» Exercise brief: Quote the listing below in full and exactly as written, but omit every picture.

(Stored entries)
* Begin *
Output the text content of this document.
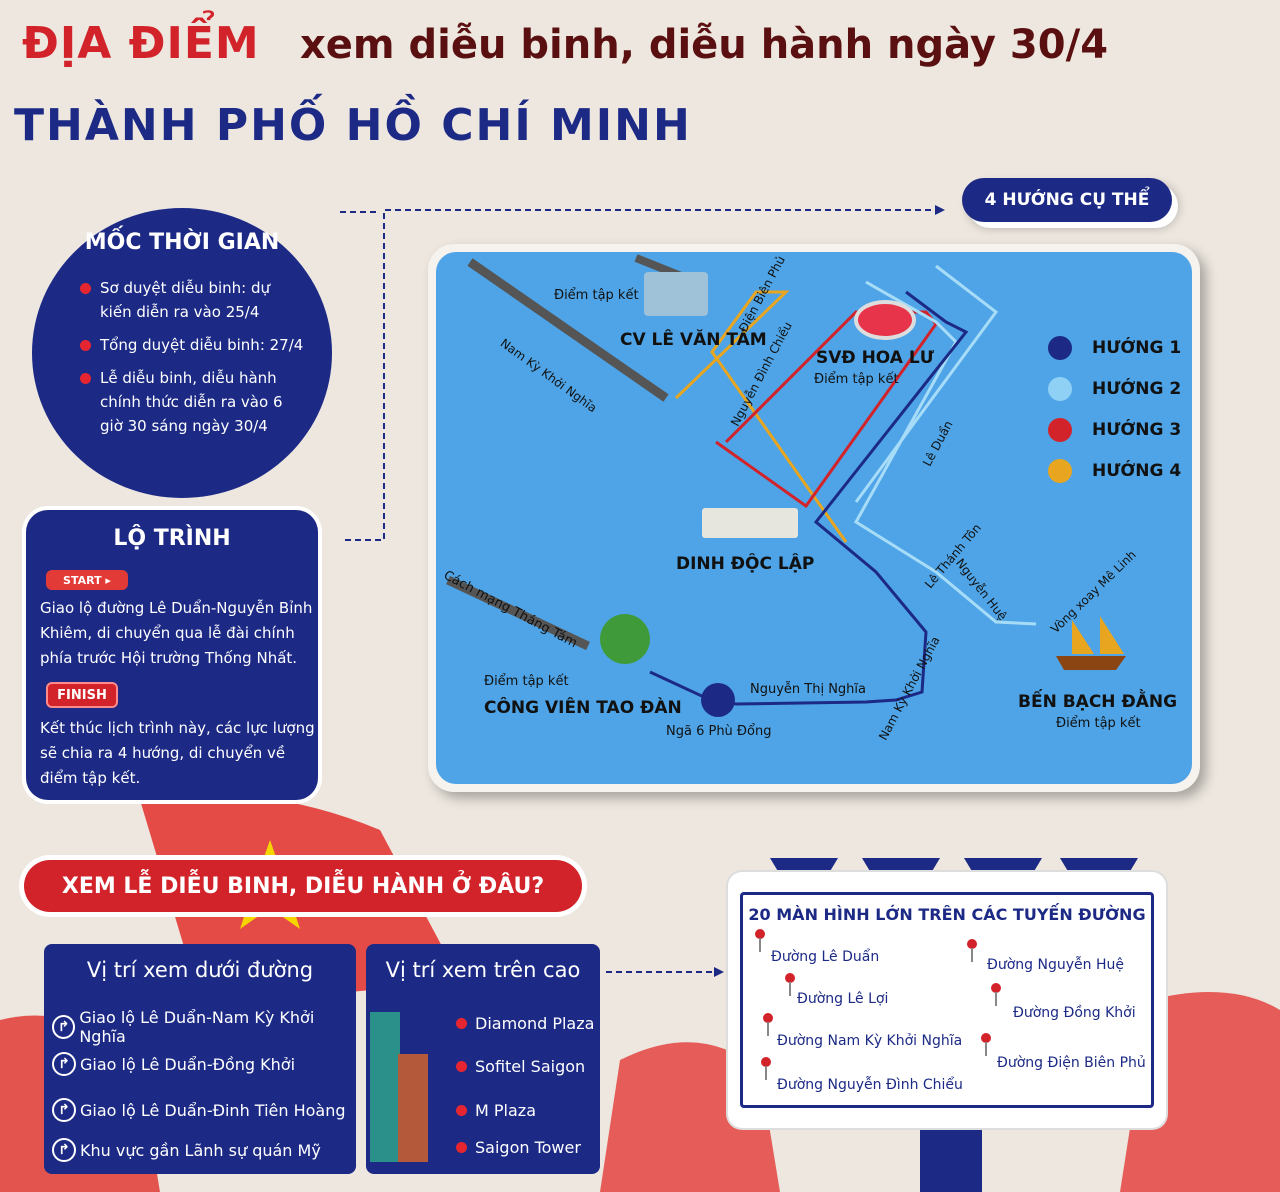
ĐỊA ĐIỂM xem diễu binh, diễu hành ngày 30/4
THÀNH PHỐ HỒ CHÍ MINH
4 HƯỚNG CỤ THỂ
MỐC THỜI GIAN
Sơ duyệt diễu binh: dự kiến diễn ra vào 25/4
Tổng duyệt diễu binh: 27/4
Lễ diễu binh, diễu hành chính thức diễn ra vào 6 giờ 30 sáng ngày 30/4
LỘ TRÌNH
START ▸

Giao lộ đường Lê Duẩn-Nguyễn Bỉnh Khiêm, di chuyển qua lễ đài chính phía trước Hội trường Thống Nhất.

FINISH

Kết thúc lịch trình này, các lực lượng sẽ chia ra 4 hướng, di chuyển về điểm tập kết.

CV LÊ VĂN TÁM
Điểm tập kết
SVĐ HOA LƯ
Điểm tập kết
DINH ĐỘC LẬP
Điểm tập kết
CÔNG VIÊN TAO ĐÀN	BẾN BẠCH ĐẰNG
Điểm tập kết
Nam Kỳ Khởi Nghĩa
Điện Biên Phủ
Nguyễn Đình Chiểu
Lê Duẩn
Lê Thánh Tôn
Nguyễn Huệ	Vòng xoay Mê Linh
Cách mạng Tháng Tám
Nguyễn Thị Nghĩa Nam Kỳ Khởi Nghĩa
Ngã 6 Phù Đổng
HƯỚNG 1
HƯỚNG 2
HƯỚNG 3
HƯỚNG 4
XEM LỄ DIỄU BINH, DIỄU HÀNH Ở ĐÂU?
Vị trí xem dưới đường
↱ Giao lộ Lê Duẩn-Nam Kỳ Khởi Nghĩa
↱ Giao lộ Lê Duẩn-Đồng Khởi
↱ Giao lộ Lê Duẩn-Đinh Tiên Hoàng
↱ Khu vực gần Lãnh sự quán Mỹ
Vị trí xem trên cao
Diamond Plaza
Sofitel Saigon
M Plaza
Saigon Tower
20 MÀN HÌNH LỚN TRÊN CÁC TUYẾN ĐƯỜNG
Đường Lê Duẩn	Đường Nguyễn Huệ
Đường Lê Lợi
Đường Đồng Khởi
Đường Nam Kỳ Khởi Nghĩa
Đường Điện Biên Phủ
Đường Nguyễn Đình Chiểu
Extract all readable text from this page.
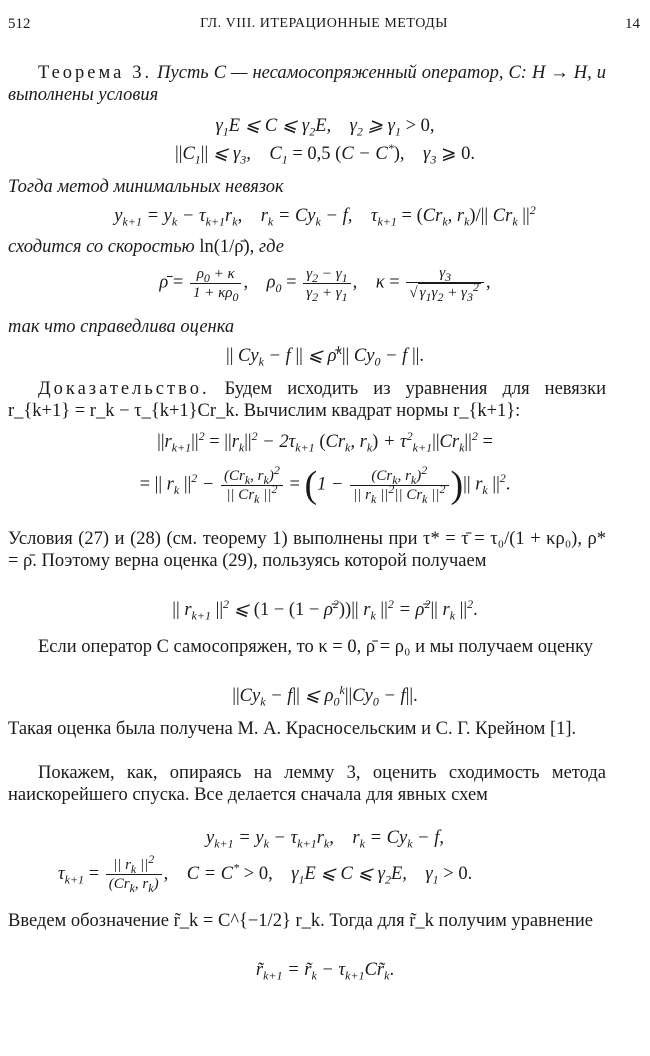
512	ГЛ. VIII. ИТЕРАЦИОННЫЕ МЕТОДЫ	14
Теорема 3. Пусть C — несамосопряженный оператор, C: H → H, и выполнены условия
$\gamma_1E$ ⩽ C ⩽ $\gamma_2E$,    $\gamma_2$ ⩾ $\gamma_1 > 0$,
$||C_1||$ ⩽ $\gamma_3$,    $C_1 = 0,5$ (C − C*),    $\gamma_3$ ⩾ 0.
Тогда метод минимальных невязок
$y_{k+1} = y_k - \tau_{k+1}r_k$,    $r_k = Cy_k - f$,    $\tau_{k+1} = (Cr_k$, $r_k)/||$ $Cr_k$ $||^2$
сходится со скоростью ln(1/ρ̄), где
ρ̄ = $\frac{\rho_0 + \kappa}{1 + \kappa\rho_0}$ ,    $\rho_0 = \frac{\gamma_2 - \gamma_1}{\gamma_2 + \gamma_1}$ ,    $\kappa = \frac{\gamma_3}{√ \gamma_1\gamma_2 + \gamma_3^2}$ ,
так что справедлива оценка
|| $Cy_k - f$ || ⩽ ρ̄$^k$|| $Cy_0 - f$ ||.
Доказательство. Будем исходить из уравнения для невязки r_{k+1} = r_k − τ_{k+1}Cr_k. Вычислим квадрат нормы r_{k+1}:
$||r_{k+1}||^2 = ||r_k||^2 - 2\tau_{k+1}$ ($Cr_k$, $r_k) + \tau^2_{k+1}||Cr_k||^2$ =
= || $r_k$ $||^2 - \frac{(Cr_k, r_k)^2}{|| Cr_k ||^2} = (1 - \frac{(Cr_k, r_k)^2}{|| r_k ||^2|| Cr_k ||^2}$ )|| $r_k$ $||^2$.
Условия (27) и (28) (см. теорему 1) выполнены при τ* = τ̄ = τ₀/(1 + κρ₀), ρ* = ρ̄. Поэтому верна оценка (29), пользуясь которой получаем
|| $r_{k+1}$ $||^2$ ⩽ (1 − (1 − ρ̄$^2$))|| $r_k$ $||^2$ = ρ̄$^2$|| $r_k$ $||^2$.
Если оператор C самосопряжен, то κ = 0, ρ̄ = ρ₀ и мы получаем оценку
$||Cy_k - f||$ ⩽ $\rho_0^k||Cy_0 - f||$.
Такая оценка была получена М. А. Красносельским и С. Г. Крейном [1].
Покажем, как, опираясь на лемму 3, оценить сходимость метода наискорейшего спуска. Все делается сначала для явных схем
$y_{k+1} = y_k - \tau_{k+1}r_k$,    $r_k = Cy_k - f$,
$\tau_{k+1} = \frac{|| r_k ||^2}{(Cr_k, r_k)}$ ,    C = C* > 0,    $\gamma_1E$ ⩽ C ⩽ $\gamma_2E$,    $\gamma_1 > 0$.
Введем обозначение r̃_k = C^{−1/2} r_k. Тогда для r̃_k получим уравнение
$r̃_{k+1}$ = $r̃_k$ − $\tau_{k+1}Cr̃_k$.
* End *
» In response:
Output the text content of this document.
ĐỊA ĐIỂM xem diễu binh, diễu hành ngày 30/4
THÀNH PHỐ HỒ CHÍ MINH
4 HƯỚNG CỤ THỂ
MỐC THỜI GIAN
Sơ duyệt diễu binh: dự kiến diễn ra vào 25/4
Tổng duyệt diễu binh: 27/4
Lễ diễu binh, diễu hành chính thức diễn ra vào 6 giờ 30 sáng ngày 30/4
LỘ TRÌNH
START ▸

Giao lộ đường Lê Duẩn-Nguyễn Bỉnh Khiêm, di chuyển qua lễ đài chính phía trước Hội trường Thống Nhất.

FINISH

Kết thúc lịch trình này, các lực lượng sẽ chia ra 4 hướng, di chuyển về điểm tập kết.

CV LÊ VĂN TÁM
Điểm tập kết
SVĐ HOA LƯ
Điểm tập kết
DINH ĐỘC LẬP
Điểm tập kết
CÔNG VIÊN TAO ĐÀN	BẾN BẠCH ĐẰNG
Điểm tập kết
Nam Kỳ Khởi Nghĩa
Điện Biên Phủ
Nguyễn Đình Chiểu
Lê Duẩn
Lê Thánh Tôn
Nguyễn Huệ	Vòng xoay Mê Linh
Cách mạng Tháng Tám
Nguyễn Thị Nghĩa Nam Kỳ Khởi Nghĩa
Ngã 6 Phù Đổng
HƯỚNG 1
HƯỚNG 2
HƯỚNG 3
HƯỚNG 4
XEM LỄ DIỄU BINH, DIỄU HÀNH Ở ĐÂU?
Vị trí xem dưới đường
↱ Giao lộ Lê Duẩn-Nam Kỳ Khởi Nghĩa
↱ Giao lộ Lê Duẩn-Đồng Khởi
↱ Giao lộ Lê Duẩn-Đinh Tiên Hoàng
↱ Khu vực gần Lãnh sự quán Mỹ
Vị trí xem trên cao
Diamond Plaza
Sofitel Saigon
M Plaza
Saigon Tower
20 MÀN HÌNH LỚN TRÊN CÁC TUYẾN ĐƯỜNG
Đường Lê Duẩn	Đường Nguyễn Huệ
Đường Lê Lợi
Đường Đồng Khởi
Đường Nam Kỳ Khởi Nghĩa
Đường Điện Biên Phủ
Đường Nguyễn Đình Chiểu
Extract all readable text from this page.
512	ГЛ. VIII. ИТЕРАЦИОННЫЕ МЕТОДЫ	14
Теорема 3. Пусть C — несамосопряженный оператор, C: H → H, и выполнены условия
$\gamma_1E$ ⩽ C ⩽ $\gamma_2E$,    $\gamma_2$ ⩾ $\gamma_1 > 0$,
$||C_1||$ ⩽ $\gamma_3$,    $C_1 = 0,5$ (C − C*),    $\gamma_3$ ⩾ 0.
Тогда метод минимальных невязок
$y_{k+1} = y_k - \tau_{k+1}r_k$,    $r_k = Cy_k - f$,    $\tau_{k+1} = (Cr_k$, $r_k)/||$ $Cr_k$ $||^2$
сходится со скоростью ln(1/ρ̄), где
ρ̄ = $\frac{\rho_0 + \kappa}{1 + \kappa\rho_0}$ ,    $\rho_0 = \frac{\gamma_2 - \gamma_1}{\gamma_2 + \gamma_1}$ ,    $\kappa = \frac{\gamma_3}{√ \gamma_1\gamma_2 + \gamma_3^2}$ ,
так что справедлива оценка
|| $Cy_k - f$ || ⩽ ρ̄$^k$|| $Cy_0 - f$ ||.
Доказательство. Будем исходить из уравнения для невязки r_{k+1} = r_k − τ_{k+1}Cr_k. Вычислим квадрат нормы r_{k+1}:
$||r_{k+1}||^2 = ||r_k||^2 - 2\tau_{k+1}$ ($Cr_k$, $r_k) + \tau^2_{k+1}||Cr_k||^2$ =
= || $r_k$ $||^2 - \frac{(Cr_k, r_k)^2}{|| Cr_k ||^2} = (1 - \frac{(Cr_k, r_k)^2}{|| r_k ||^2|| Cr_k ||^2}$ )|| $r_k$ $||^2$.
Условия (27) и (28) (см. теорему 1) выполнены при τ* = τ̄ = τ₀/(1 + κρ₀), ρ* = ρ̄. Поэтому верна оценка (29), пользуясь которой получаем
|| $r_{k+1}$ $||^2$ ⩽ (1 − (1 − ρ̄$^2$))|| $r_k$ $||^2$ = ρ̄$^2$|| $r_k$ $||^2$.
Если оператор C самосопряжен, то κ = 0, ρ̄ = ρ₀ и мы получаем оценку
$||Cy_k - f||$ ⩽ $\rho_0^k||Cy_0 - f||$.
Такая оценка была получена М. А. Красносельским и С. Г. Крейном [1].
Покажем, как, опираясь на лемму 3, оценить сходимость метода наискорейшего спуска. Все делается сначала для явных схем
$y_{k+1} = y_k - \tau_{k+1}r_k$,    $r_k = Cy_k - f$,
$\tau_{k+1} = \frac{|| r_k ||^2}{(Cr_k, r_k)}$ ,    C = C* > 0,    $\gamma_1E$ ⩽ C ⩽ $\gamma_2E$,    $\gamma_1 > 0$.
Введем обозначение r̃_k = C^{−1/2} r_k. Тогда для r̃_k получим уравнение
$r̃_{k+1}$ = $r̃_k$ − $\tau_{k+1}Cr̃_k$.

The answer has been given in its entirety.